Omit the images. Copy each entry word for word.

- - -

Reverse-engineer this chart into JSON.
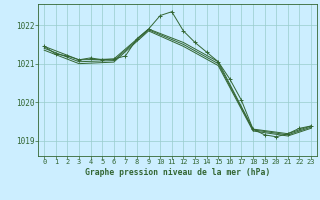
{
  "title": "Graphe pression niveau de la mer (hPa)",
  "background_color": "#cceeff",
  "grid_color": "#99cccc",
  "line_color": "#336633",
  "marker_color": "#336633",
  "xlim": [
    -0.5,
    23.5
  ],
  "ylim": [
    1018.6,
    1022.55
  ],
  "yticks": [
    1019,
    1020,
    1021,
    1022
  ],
  "xticks": [
    0,
    1,
    2,
    3,
    4,
    5,
    6,
    7,
    8,
    9,
    10,
    11,
    12,
    13,
    14,
    15,
    16,
    17,
    18,
    19,
    20,
    21,
    22,
    23
  ],
  "series1_x": [
    0,
    1,
    2,
    3,
    4,
    5,
    6,
    7,
    8,
    9,
    10,
    11,
    12,
    13,
    14,
    15,
    16,
    17,
    18,
    19,
    20,
    21,
    22,
    23
  ],
  "series1_y": [
    1021.45,
    1021.25,
    1021.2,
    1021.1,
    1021.15,
    1021.1,
    1021.12,
    1021.2,
    1021.65,
    1021.9,
    1022.25,
    1022.35,
    1021.85,
    1021.55,
    1021.3,
    1021.05,
    1020.6,
    1020.05,
    1019.3,
    1019.15,
    1019.1,
    1019.18,
    1019.32,
    1019.38
  ],
  "series2_x": [
    0,
    3,
    6,
    9,
    12,
    15,
    18,
    21,
    23
  ],
  "series2_y": [
    1021.45,
    1021.1,
    1021.12,
    1021.9,
    1021.55,
    1021.05,
    1019.3,
    1019.18,
    1019.38
  ],
  "series3_x": [
    0,
    3,
    6,
    9,
    12,
    15,
    18,
    21,
    23
  ],
  "series3_y": [
    1021.4,
    1021.05,
    1021.08,
    1021.88,
    1021.5,
    1021.0,
    1019.28,
    1019.15,
    1019.35
  ],
  "series4_x": [
    0,
    3,
    6,
    9,
    12,
    15,
    18,
    21,
    23
  ],
  "series4_y": [
    1021.35,
    1021.0,
    1021.04,
    1021.85,
    1021.45,
    1020.95,
    1019.25,
    1019.12,
    1019.32
  ]
}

- - -

[FINISHED EXERCISE]
Reverse-engineer this chart into JSON.
{
  "title": "Graphe pression niveau de la mer (hPa)",
  "background_color": "#cceeff",
  "grid_color": "#99cccc",
  "line_color": "#336633",
  "marker_color": "#336633",
  "xlim": [
    -0.5,
    23.5
  ],
  "ylim": [
    1018.6,
    1022.55
  ],
  "yticks": [
    1019,
    1020,
    1021,
    1022
  ],
  "xticks": [
    0,
    1,
    2,
    3,
    4,
    5,
    6,
    7,
    8,
    9,
    10,
    11,
    12,
    13,
    14,
    15,
    16,
    17,
    18,
    19,
    20,
    21,
    22,
    23
  ],
  "series1_x": [
    0,
    1,
    2,
    3,
    4,
    5,
    6,
    7,
    8,
    9,
    10,
    11,
    12,
    13,
    14,
    15,
    16,
    17,
    18,
    19,
    20,
    21,
    22,
    23
  ],
  "series1_y": [
    1021.45,
    1021.25,
    1021.2,
    1021.1,
    1021.15,
    1021.1,
    1021.12,
    1021.2,
    1021.65,
    1021.9,
    1022.25,
    1022.35,
    1021.85,
    1021.55,
    1021.3,
    1021.05,
    1020.6,
    1020.05,
    1019.3,
    1019.15,
    1019.1,
    1019.18,
    1019.32,
    1019.38
  ],
  "series2_x": [
    0,
    3,
    6,
    9,
    12,
    15,
    18,
    21,
    23
  ],
  "series2_y": [
    1021.45,
    1021.1,
    1021.12,
    1021.9,
    1021.55,
    1021.05,
    1019.3,
    1019.18,
    1019.38
  ],
  "series3_x": [
    0,
    3,
    6,
    9,
    12,
    15,
    18,
    21,
    23
  ],
  "series3_y": [
    1021.4,
    1021.05,
    1021.08,
    1021.88,
    1021.5,
    1021.0,
    1019.28,
    1019.15,
    1019.35
  ],
  "series4_x": [
    0,
    3,
    6,
    9,
    12,
    15,
    18,
    21,
    23
  ],
  "series4_y": [
    1021.35,
    1021.0,
    1021.04,
    1021.85,
    1021.45,
    1020.95,
    1019.25,
    1019.12,
    1019.32
  ]
}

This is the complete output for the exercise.